Collected data entries:
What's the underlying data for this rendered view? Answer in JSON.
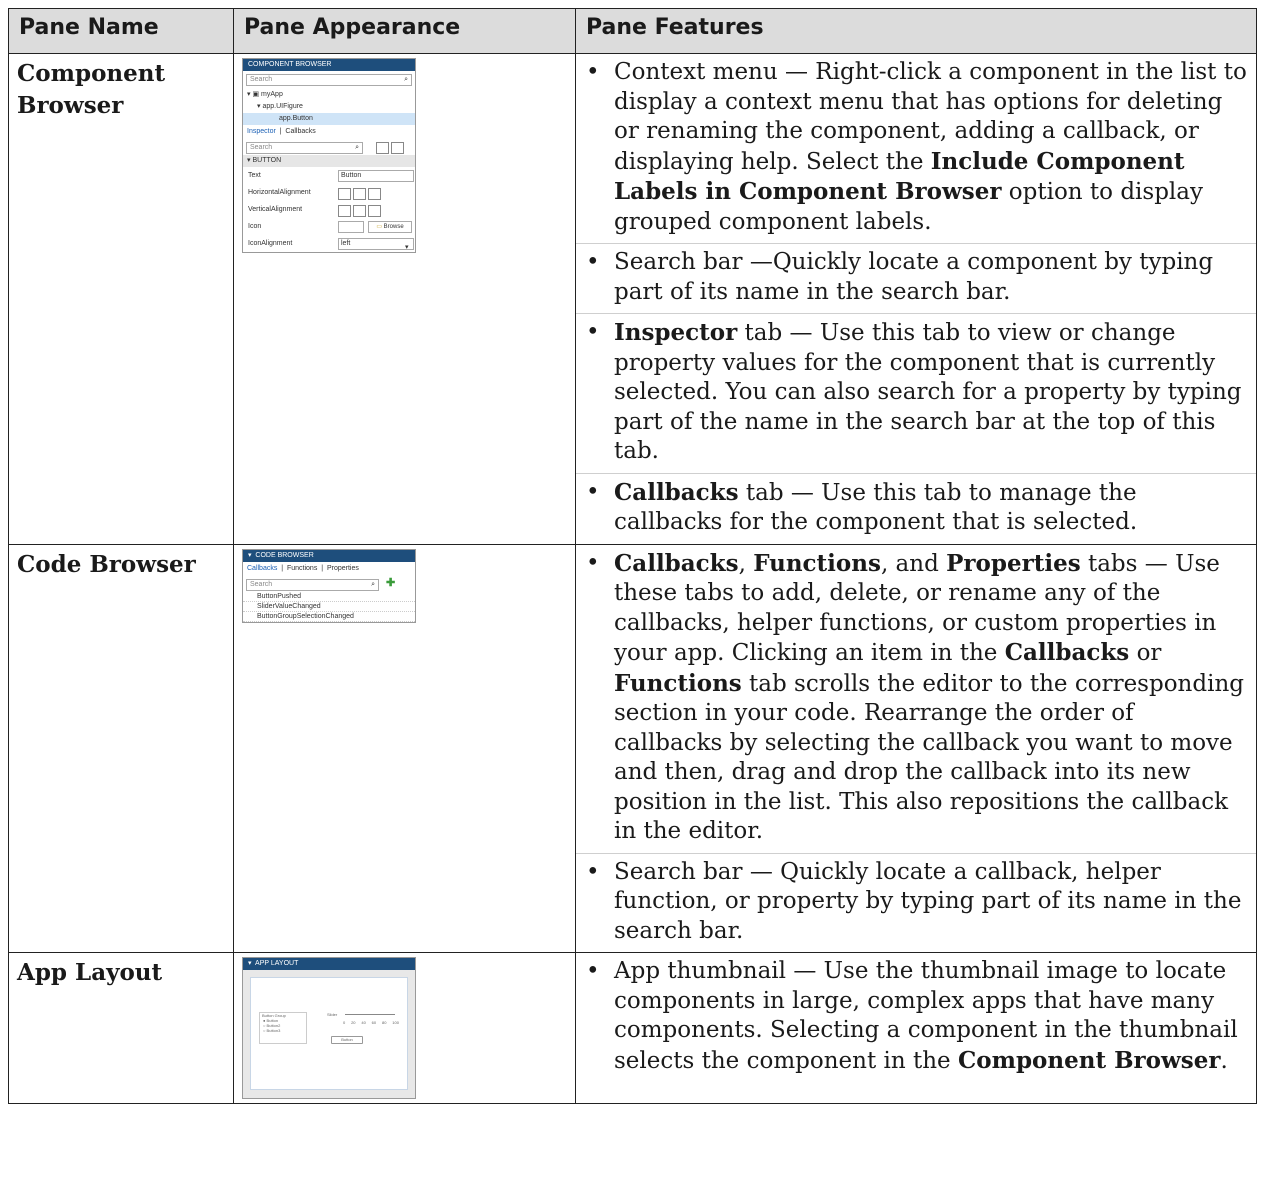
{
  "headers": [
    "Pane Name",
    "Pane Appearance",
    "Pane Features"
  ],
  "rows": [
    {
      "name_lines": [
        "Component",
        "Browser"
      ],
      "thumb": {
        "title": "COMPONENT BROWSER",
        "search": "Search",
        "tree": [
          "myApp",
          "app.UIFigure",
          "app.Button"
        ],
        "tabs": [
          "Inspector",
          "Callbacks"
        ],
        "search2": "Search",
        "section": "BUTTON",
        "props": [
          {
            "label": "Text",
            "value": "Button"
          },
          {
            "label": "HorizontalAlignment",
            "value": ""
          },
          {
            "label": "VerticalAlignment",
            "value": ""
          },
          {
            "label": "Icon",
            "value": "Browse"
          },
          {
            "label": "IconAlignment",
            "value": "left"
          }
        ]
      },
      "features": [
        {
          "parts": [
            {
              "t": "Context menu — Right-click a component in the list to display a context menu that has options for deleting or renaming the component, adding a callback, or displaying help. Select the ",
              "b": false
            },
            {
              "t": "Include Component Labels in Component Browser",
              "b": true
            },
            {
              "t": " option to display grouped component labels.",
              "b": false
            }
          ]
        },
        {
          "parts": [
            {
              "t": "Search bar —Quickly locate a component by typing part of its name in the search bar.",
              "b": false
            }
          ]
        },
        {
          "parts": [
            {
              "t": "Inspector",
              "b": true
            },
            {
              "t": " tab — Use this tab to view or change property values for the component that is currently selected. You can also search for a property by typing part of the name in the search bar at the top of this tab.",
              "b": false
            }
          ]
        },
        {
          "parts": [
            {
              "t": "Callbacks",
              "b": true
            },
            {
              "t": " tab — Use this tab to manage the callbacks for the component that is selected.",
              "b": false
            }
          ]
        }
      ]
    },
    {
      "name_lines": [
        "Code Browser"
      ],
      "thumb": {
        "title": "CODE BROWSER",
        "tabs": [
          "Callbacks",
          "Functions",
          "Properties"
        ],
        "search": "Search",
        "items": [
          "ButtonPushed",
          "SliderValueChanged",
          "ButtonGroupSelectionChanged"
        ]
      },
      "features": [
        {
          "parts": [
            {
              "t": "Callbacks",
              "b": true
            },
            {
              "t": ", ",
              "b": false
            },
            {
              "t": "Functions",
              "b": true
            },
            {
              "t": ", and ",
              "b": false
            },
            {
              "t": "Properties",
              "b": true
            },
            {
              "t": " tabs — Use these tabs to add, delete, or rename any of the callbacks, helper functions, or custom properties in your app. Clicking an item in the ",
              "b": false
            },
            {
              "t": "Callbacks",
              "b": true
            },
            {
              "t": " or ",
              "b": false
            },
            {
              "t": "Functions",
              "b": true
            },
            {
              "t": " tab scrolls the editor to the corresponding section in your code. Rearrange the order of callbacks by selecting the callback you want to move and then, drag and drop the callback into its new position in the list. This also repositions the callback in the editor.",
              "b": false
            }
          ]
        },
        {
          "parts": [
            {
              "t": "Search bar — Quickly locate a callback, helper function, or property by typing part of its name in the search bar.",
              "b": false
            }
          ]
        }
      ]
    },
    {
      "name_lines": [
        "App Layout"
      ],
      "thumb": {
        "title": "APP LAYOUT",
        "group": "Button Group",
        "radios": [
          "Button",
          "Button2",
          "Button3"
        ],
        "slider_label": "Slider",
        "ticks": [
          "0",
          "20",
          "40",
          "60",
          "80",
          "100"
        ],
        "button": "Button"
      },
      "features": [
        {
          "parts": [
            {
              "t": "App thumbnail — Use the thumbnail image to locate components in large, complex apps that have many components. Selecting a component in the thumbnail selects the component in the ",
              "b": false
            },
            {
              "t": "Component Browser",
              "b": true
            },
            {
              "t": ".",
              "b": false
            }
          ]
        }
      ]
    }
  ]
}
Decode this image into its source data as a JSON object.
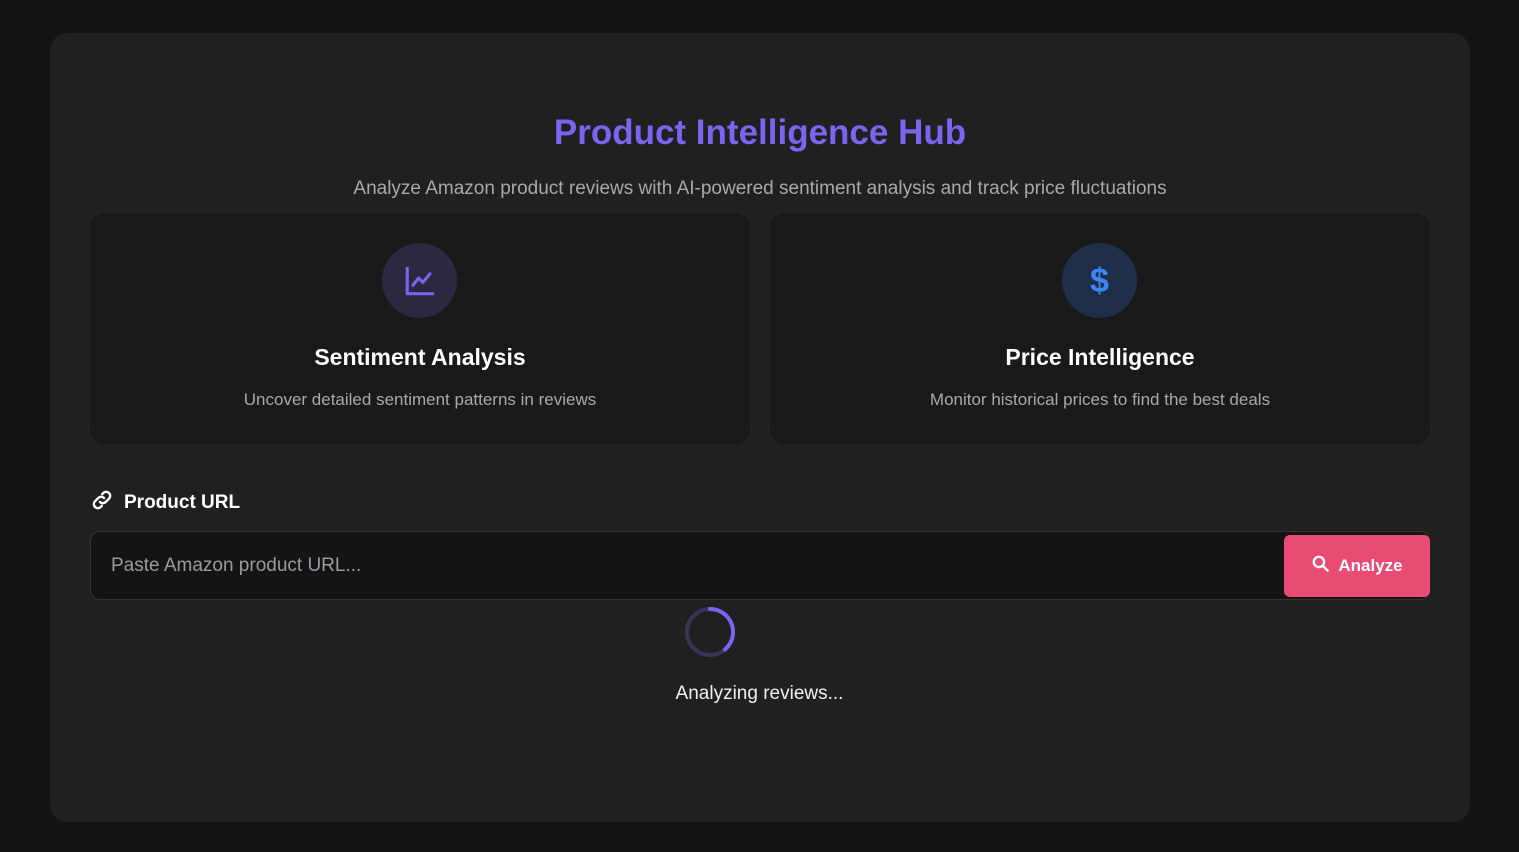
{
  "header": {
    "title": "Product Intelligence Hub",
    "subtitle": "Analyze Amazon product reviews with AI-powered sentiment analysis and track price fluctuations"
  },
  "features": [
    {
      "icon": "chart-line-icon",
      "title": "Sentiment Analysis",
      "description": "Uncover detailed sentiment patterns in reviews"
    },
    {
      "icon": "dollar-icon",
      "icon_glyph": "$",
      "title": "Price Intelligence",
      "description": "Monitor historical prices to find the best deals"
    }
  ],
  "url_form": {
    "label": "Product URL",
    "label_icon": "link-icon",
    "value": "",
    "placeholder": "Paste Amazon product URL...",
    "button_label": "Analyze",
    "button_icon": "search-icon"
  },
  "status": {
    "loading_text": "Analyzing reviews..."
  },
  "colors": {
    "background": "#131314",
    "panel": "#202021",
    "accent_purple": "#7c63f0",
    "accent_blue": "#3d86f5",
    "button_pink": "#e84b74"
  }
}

(What is asked):
Pictures are excluded; output everything else in the data verbatim.

(In response):
What's the underlying data for this rendered view? Answer in JSON.
{
  "headers": [
    "Pane Name",
    "Pane Appearance",
    "Pane Features"
  ],
  "rows": [
    {
      "name_lines": [
        "Component",
        "Browser"
      ],
      "thumb": {
        "title": "COMPONENT BROWSER",
        "search": "Search",
        "tree": [
          "myApp",
          "app.UIFigure",
          "app.Button"
        ],
        "tabs": [
          "Inspector",
          "Callbacks"
        ],
        "search2": "Search",
        "section": "BUTTON",
        "props": [
          {
            "label": "Text",
            "value": "Button"
          },
          {
            "label": "HorizontalAlignment",
            "value": ""
          },
          {
            "label": "VerticalAlignment",
            "value": ""
          },
          {
            "label": "Icon",
            "value": "Browse"
          },
          {
            "label": "IconAlignment",
            "value": "left"
          }
        ]
      },
      "features": [
        {
          "parts": [
            {
              "t": "Context menu — Right-click a component in the list to display a context menu that has options for deleting or renaming the component, adding a callback, or displaying help. Select the ",
              "b": false
            },
            {
              "t": "Include Component Labels in Component Browser",
              "b": true
            },
            {
              "t": " option to display grouped component labels.",
              "b": false
            }
          ]
        },
        {
          "parts": [
            {
              "t": "Search bar —Quickly locate a component by typing part of its name in the search bar.",
              "b": false
            }
          ]
        },
        {
          "parts": [
            {
              "t": "Inspector",
              "b": true
            },
            {
              "t": " tab — Use this tab to view or change property values for the component that is currently selected. You can also search for a property by typing part of the name in the search bar at the top of this tab.",
              "b": false
            }
          ]
        },
        {
          "parts": [
            {
              "t": "Callbacks",
              "b": true
            },
            {
              "t": " tab — Use this tab to manage the callbacks for the component that is selected.",
              "b": false
            }
          ]
        }
      ]
    },
    {
      "name_lines": [
        "Code Browser"
      ],
      "thumb": {
        "title": "CODE BROWSER",
        "tabs": [
          "Callbacks",
          "Functions",
          "Properties"
        ],
        "search": "Search",
        "items": [
          "ButtonPushed",
          "SliderValueChanged",
          "ButtonGroupSelectionChanged"
        ]
      },
      "features": [
        {
          "parts": [
            {
              "t": "Callbacks",
              "b": true
            },
            {
              "t": ", ",
              "b": false
            },
            {
              "t": "Functions",
              "b": true
            },
            {
              "t": ", and ",
              "b": false
            },
            {
              "t": "Properties",
              "b": true
            },
            {
              "t": " tabs — Use these tabs to add, delete, or rename any of the callbacks, helper functions, or custom properties in your app. Clicking an item in the ",
              "b": false
            },
            {
              "t": "Callbacks",
              "b": true
            },
            {
              "t": " or ",
              "b": false
            },
            {
              "t": "Functions",
              "b": true
            },
            {
              "t": " tab scrolls the editor to the corresponding section in your code. Rearrange the order of callbacks by selecting the callback you want to move and then, drag and drop the callback into its new position in the list. This also repositions the callback in the editor.",
              "b": false
            }
          ]
        },
        {
          "parts": [
            {
              "t": "Search bar — Quickly locate a callback, helper function, or property by typing part of its name in the search bar.",
              "b": false
            }
          ]
        }
      ]
    },
    {
      "name_lines": [
        "App Layout"
      ],
      "thumb": {
        "title": "APP LAYOUT",
        "group": "Button Group",
        "radios": [
          "Button",
          "Button2",
          "Button3"
        ],
        "slider_label": "Slider",
        "ticks": [
          "0",
          "20",
          "40",
          "60",
          "80",
          "100"
        ],
        "button": "Button"
      },
      "features": [
        {
          "parts": [
            {
              "t": "App thumbnail — Use the thumbnail image to locate components in large, complex apps that have many components. Selecting a component in the thumbnail selects the component in the ",
              "b": false
            },
            {
              "t": "Component Browser",
              "b": true
            },
            {
              "t": ".",
              "b": false
            }
          ]
        }
      ]
    }
  ]
}
Decode this image into its source data as a JSON object.
{
  "header": {
    "title": "Product Intelligence Hub",
    "subtitle": "Analyze Amazon product reviews with AI-powered sentiment analysis and track price fluctuations"
  },
  "features": [
    {
      "icon": "chart-line-icon",
      "title": "Sentiment Analysis",
      "description": "Uncover detailed sentiment patterns in reviews"
    },
    {
      "icon": "dollar-icon",
      "icon_glyph": "$",
      "title": "Price Intelligence",
      "description": "Monitor historical prices to find the best deals"
    }
  ],
  "url_form": {
    "label": "Product URL",
    "label_icon": "link-icon",
    "value": "",
    "placeholder": "Paste Amazon product URL...",
    "button_label": "Analyze",
    "button_icon": "search-icon"
  },
  "status": {
    "loading_text": "Analyzing reviews..."
  },
  "colors": {
    "background": "#131314",
    "panel": "#202021",
    "accent_purple": "#7c63f0",
    "accent_blue": "#3d86f5",
    "button_pink": "#e84b74"
  }
}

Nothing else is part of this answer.